Written instruction
Without changing a character, return the entries, but not the images they hold.

Entries shown
———
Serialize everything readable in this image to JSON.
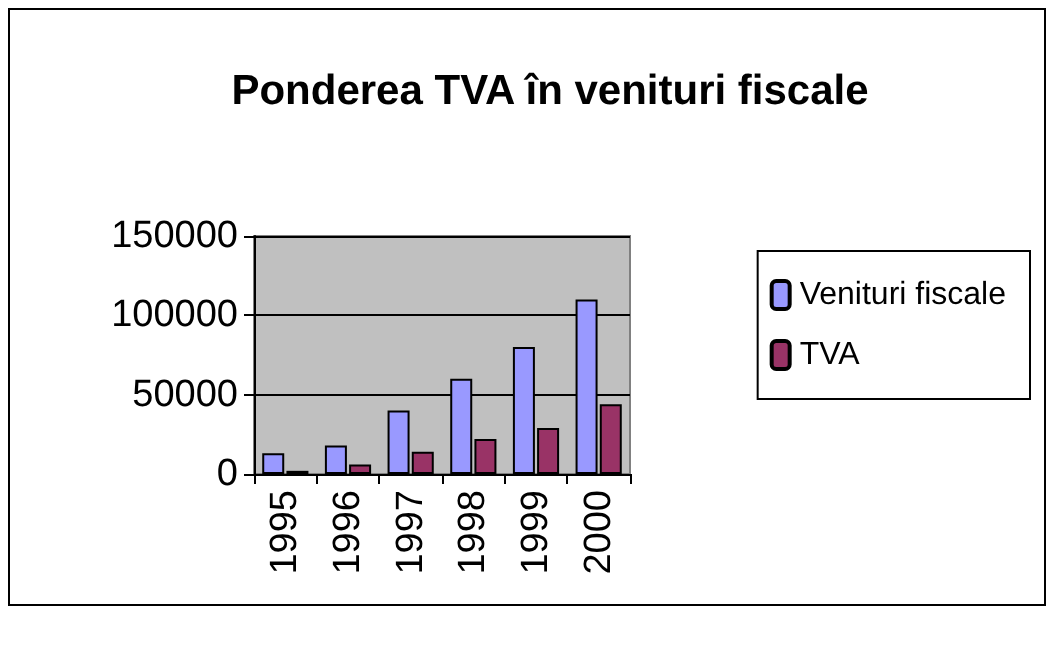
{
  "chart_data": {
    "type": "bar",
    "title": "Ponderea TVA în venituri fiscale",
    "categories": [
      "1995",
      "1996",
      "1997",
      "1998",
      "1999",
      "2000"
    ],
    "series": [
      {
        "name": "Venituri fiscale",
        "color": "#9999ff",
        "values": [
          13000,
          18000,
          40000,
          60000,
          80000,
          110000
        ]
      },
      {
        "name": "TVA",
        "color": "#993366",
        "values": [
          2000,
          6000,
          14000,
          22000,
          29000,
          44000
        ]
      }
    ],
    "ylim": [
      0,
      150000
    ],
    "yticks": [
      0,
      50000,
      100000,
      150000
    ],
    "grid": "y",
    "legend": "right"
  }
}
———
Exercise result
Serialize everything readable in this image to JSON.
{
  "chart_data": {
    "type": "bar",
    "title": "Ponderea TVA în venituri fiscale",
    "categories": [
      "1995",
      "1996",
      "1997",
      "1998",
      "1999",
      "2000"
    ],
    "series": [
      {
        "name": "Venituri fiscale",
        "color": "#9999ff",
        "values": [
          13000,
          18000,
          40000,
          60000,
          80000,
          110000
        ]
      },
      {
        "name": "TVA",
        "color": "#993366",
        "values": [
          2000,
          6000,
          14000,
          22000,
          29000,
          44000
        ]
      }
    ],
    "ylim": [
      0,
      150000
    ],
    "yticks": [
      0,
      50000,
      100000,
      150000
    ],
    "grid": "y",
    "legend": "right"
  }
}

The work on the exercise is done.